[Directions] Swap every "page-arrow-icon" in the listing below for "nav-arrow-icon" and write the listing out again with nothing else changed. Leave the pictures out.

=== Data to process ===

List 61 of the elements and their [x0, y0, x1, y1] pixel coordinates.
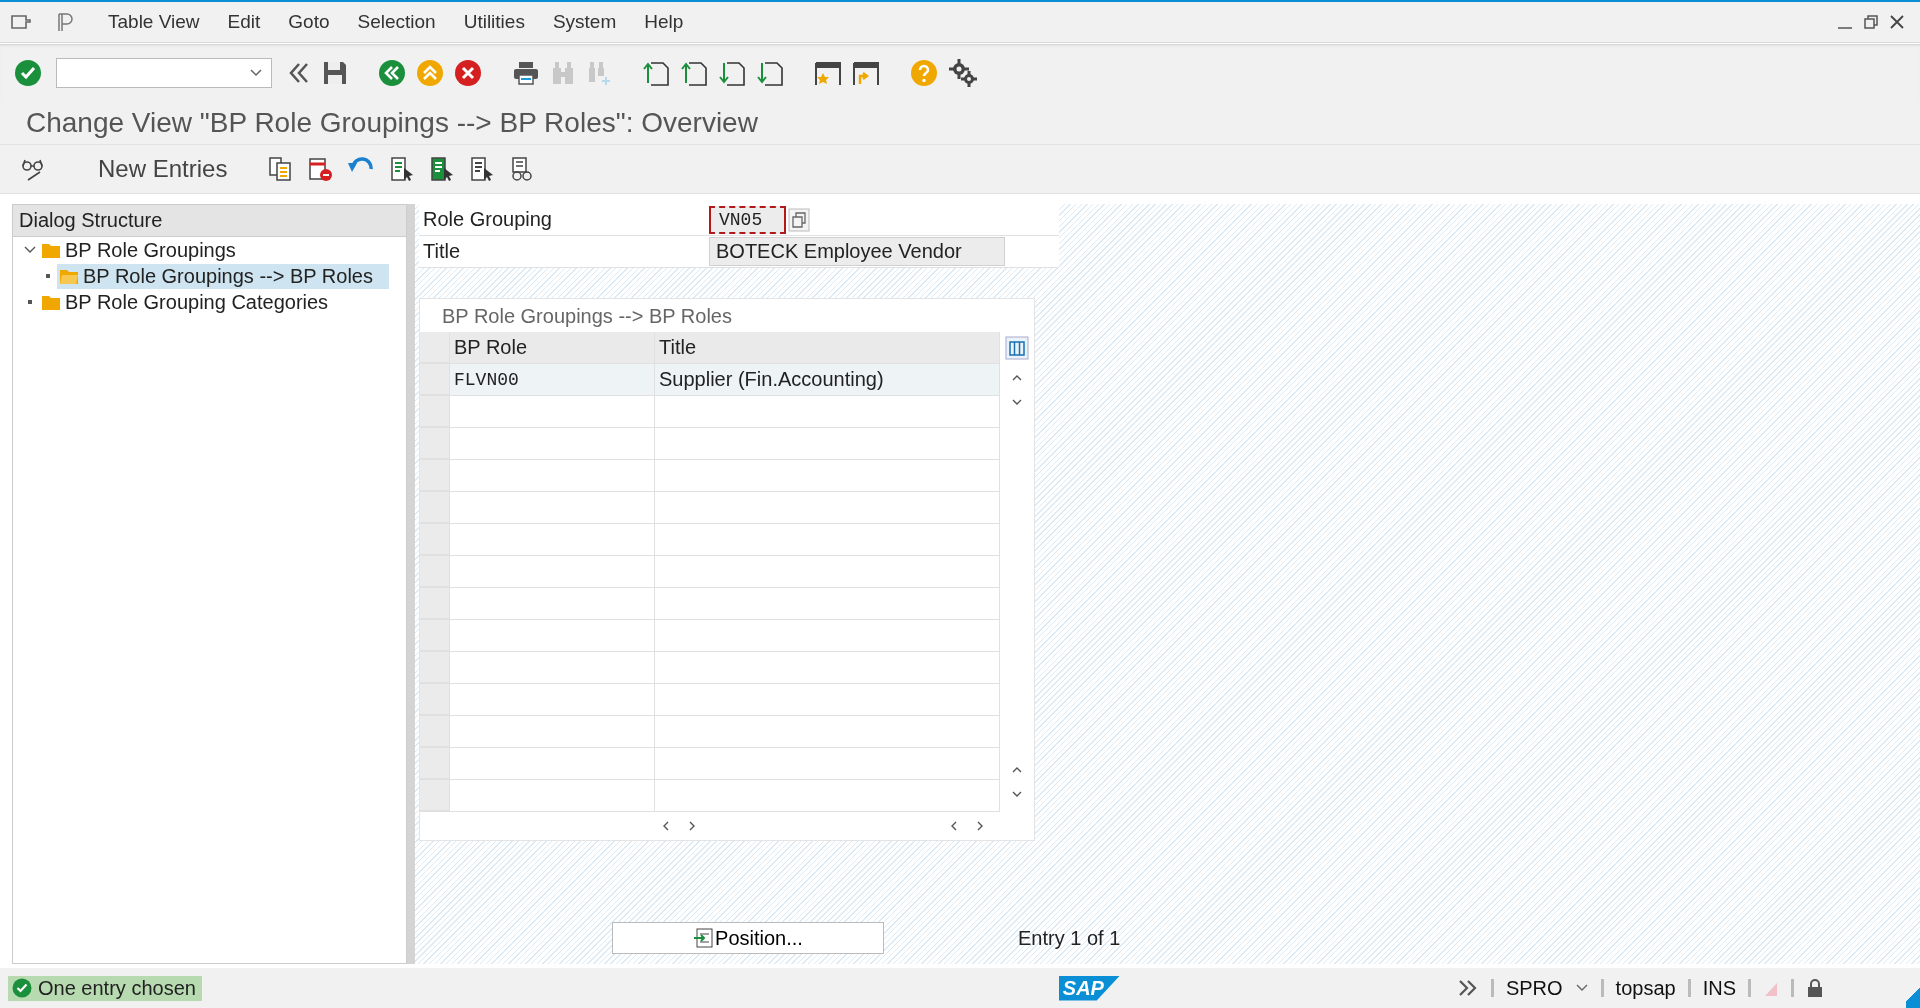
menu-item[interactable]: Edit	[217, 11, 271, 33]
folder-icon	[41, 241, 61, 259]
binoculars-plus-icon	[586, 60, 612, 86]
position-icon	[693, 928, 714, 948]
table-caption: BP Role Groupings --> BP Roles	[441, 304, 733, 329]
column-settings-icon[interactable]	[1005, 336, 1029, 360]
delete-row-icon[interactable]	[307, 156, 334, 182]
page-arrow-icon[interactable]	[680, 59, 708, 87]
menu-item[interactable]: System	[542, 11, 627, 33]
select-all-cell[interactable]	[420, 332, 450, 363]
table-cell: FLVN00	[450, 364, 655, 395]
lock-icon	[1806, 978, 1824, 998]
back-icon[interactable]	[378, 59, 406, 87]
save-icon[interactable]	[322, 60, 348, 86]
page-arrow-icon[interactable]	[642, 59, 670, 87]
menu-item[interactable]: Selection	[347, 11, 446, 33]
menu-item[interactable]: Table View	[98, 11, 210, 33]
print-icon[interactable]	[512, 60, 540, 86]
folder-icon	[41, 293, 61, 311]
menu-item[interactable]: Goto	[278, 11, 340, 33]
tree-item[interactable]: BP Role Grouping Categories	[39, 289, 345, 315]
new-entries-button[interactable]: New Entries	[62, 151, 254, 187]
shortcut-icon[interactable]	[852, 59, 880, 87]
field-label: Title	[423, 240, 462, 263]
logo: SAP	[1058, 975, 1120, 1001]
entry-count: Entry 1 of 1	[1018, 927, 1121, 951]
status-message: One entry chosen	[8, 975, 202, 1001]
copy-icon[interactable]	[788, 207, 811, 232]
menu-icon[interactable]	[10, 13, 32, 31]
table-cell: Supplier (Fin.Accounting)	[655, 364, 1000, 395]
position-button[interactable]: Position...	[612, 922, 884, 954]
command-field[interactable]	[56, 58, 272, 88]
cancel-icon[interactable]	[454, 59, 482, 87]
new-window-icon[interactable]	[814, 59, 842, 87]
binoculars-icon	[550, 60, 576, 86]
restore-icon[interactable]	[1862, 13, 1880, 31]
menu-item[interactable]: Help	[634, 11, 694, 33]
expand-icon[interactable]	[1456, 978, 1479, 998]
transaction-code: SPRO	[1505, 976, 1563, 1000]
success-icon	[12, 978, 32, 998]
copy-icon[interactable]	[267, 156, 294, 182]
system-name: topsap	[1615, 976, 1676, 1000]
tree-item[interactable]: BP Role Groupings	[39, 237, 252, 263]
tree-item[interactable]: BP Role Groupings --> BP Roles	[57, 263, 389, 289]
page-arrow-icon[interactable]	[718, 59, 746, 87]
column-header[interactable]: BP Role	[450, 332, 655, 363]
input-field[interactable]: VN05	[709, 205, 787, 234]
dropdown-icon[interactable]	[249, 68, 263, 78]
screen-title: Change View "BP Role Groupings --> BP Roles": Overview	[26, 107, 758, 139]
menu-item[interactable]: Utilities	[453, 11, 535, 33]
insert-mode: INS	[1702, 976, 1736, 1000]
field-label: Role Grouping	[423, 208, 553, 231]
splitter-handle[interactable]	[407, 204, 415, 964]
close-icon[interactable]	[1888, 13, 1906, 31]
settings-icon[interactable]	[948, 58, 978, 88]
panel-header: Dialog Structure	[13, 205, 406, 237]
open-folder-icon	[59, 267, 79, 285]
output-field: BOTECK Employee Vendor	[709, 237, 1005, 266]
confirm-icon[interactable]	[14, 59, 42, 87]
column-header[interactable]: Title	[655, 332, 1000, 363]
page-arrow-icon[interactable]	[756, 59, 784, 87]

===

[Right answer]
List 61 of the elements and their [x0, y0, x1, y1] pixel coordinates.
menu-item[interactable]: Edit	[217, 11, 271, 33]
folder-icon	[41, 241, 61, 259]
binoculars-plus-icon	[586, 60, 612, 86]
position-icon	[693, 928, 714, 948]
table-caption: BP Role Groupings --> BP Roles	[441, 304, 733, 329]
column-settings-icon[interactable]	[1005, 336, 1029, 360]
delete-row-icon[interactable]	[307, 156, 334, 182]
nav-arrow-icon[interactable]	[680, 59, 708, 87]
menu-item[interactable]: System	[542, 11, 627, 33]
select-all-cell[interactable]	[420, 332, 450, 363]
table-cell: FLVN00	[450, 364, 655, 395]
lock-icon	[1806, 978, 1824, 998]
back-icon[interactable]	[378, 59, 406, 87]
save-icon[interactable]	[322, 60, 348, 86]
nav-arrow-icon[interactable]	[642, 59, 670, 87]
menu-item[interactable]: Selection	[347, 11, 446, 33]
menu-item[interactable]: Table View	[98, 11, 210, 33]
print-icon[interactable]	[512, 60, 540, 86]
folder-icon	[41, 293, 61, 311]
menu-item[interactable]: Goto	[278, 11, 340, 33]
tree-item[interactable]: BP Role Grouping Categories	[39, 289, 345, 315]
new-entries-button[interactable]: New Entries	[62, 151, 254, 187]
shortcut-icon[interactable]	[852, 59, 880, 87]
field-label: Title	[423, 240, 462, 263]
logo: SAP	[1058, 975, 1120, 1001]
entry-count: Entry 1 of 1	[1018, 927, 1121, 951]
status-message: One entry chosen	[8, 975, 202, 1001]
copy-icon[interactable]	[788, 207, 811, 232]
menu-icon[interactable]	[10, 13, 32, 31]
table-cell: Supplier (Fin.Accounting)	[655, 364, 1000, 395]
position-button[interactable]: Position...	[612, 922, 884, 954]
command-field[interactable]	[56, 58, 272, 88]
cancel-icon[interactable]	[454, 59, 482, 87]
new-window-icon[interactable]	[814, 59, 842, 87]
binoculars-icon	[550, 60, 576, 86]
restore-icon[interactable]	[1862, 13, 1880, 31]
menu-item[interactable]: Help	[634, 11, 694, 33]
expand-icon[interactable]	[1456, 978, 1479, 998]
transaction-code: SPRO	[1505, 976, 1563, 1000]
success-icon	[12, 978, 32, 998]
copy-icon[interactable]	[267, 156, 294, 182]
system-name: topsap	[1615, 976, 1676, 1000]
tree-item[interactable]: BP Role Groupings	[39, 237, 252, 263]
tree-item[interactable]: BP Role Groupings --> BP Roles	[57, 263, 389, 289]
nav-arrow-icon[interactable]	[718, 59, 746, 87]
column-header[interactable]: BP Role	[450, 332, 655, 363]
input-field[interactable]: VN05	[709, 205, 787, 234]
dropdown-icon[interactable]	[249, 68, 263, 78]
screen-title: Change View "BP Role Groupings --> BP Roles": Overview	[26, 107, 758, 139]
menu-item[interactable]: Utilities	[453, 11, 535, 33]
insert-mode: INS	[1702, 976, 1736, 1000]
field-label: Role Grouping	[423, 208, 553, 231]
splitter-handle[interactable]	[407, 204, 415, 964]
close-icon[interactable]	[1888, 13, 1906, 31]
settings-icon[interactable]	[948, 58, 978, 88]
panel-header: Dialog Structure	[13, 205, 406, 237]
open-folder-icon	[59, 267, 79, 285]
output-field: BOTECK Employee Vendor	[709, 237, 1005, 266]
confirm-icon[interactable]	[14, 59, 42, 87]
column-header[interactable]: Title	[655, 332, 1000, 363]
nav-arrow-icon[interactable]	[756, 59, 784, 87]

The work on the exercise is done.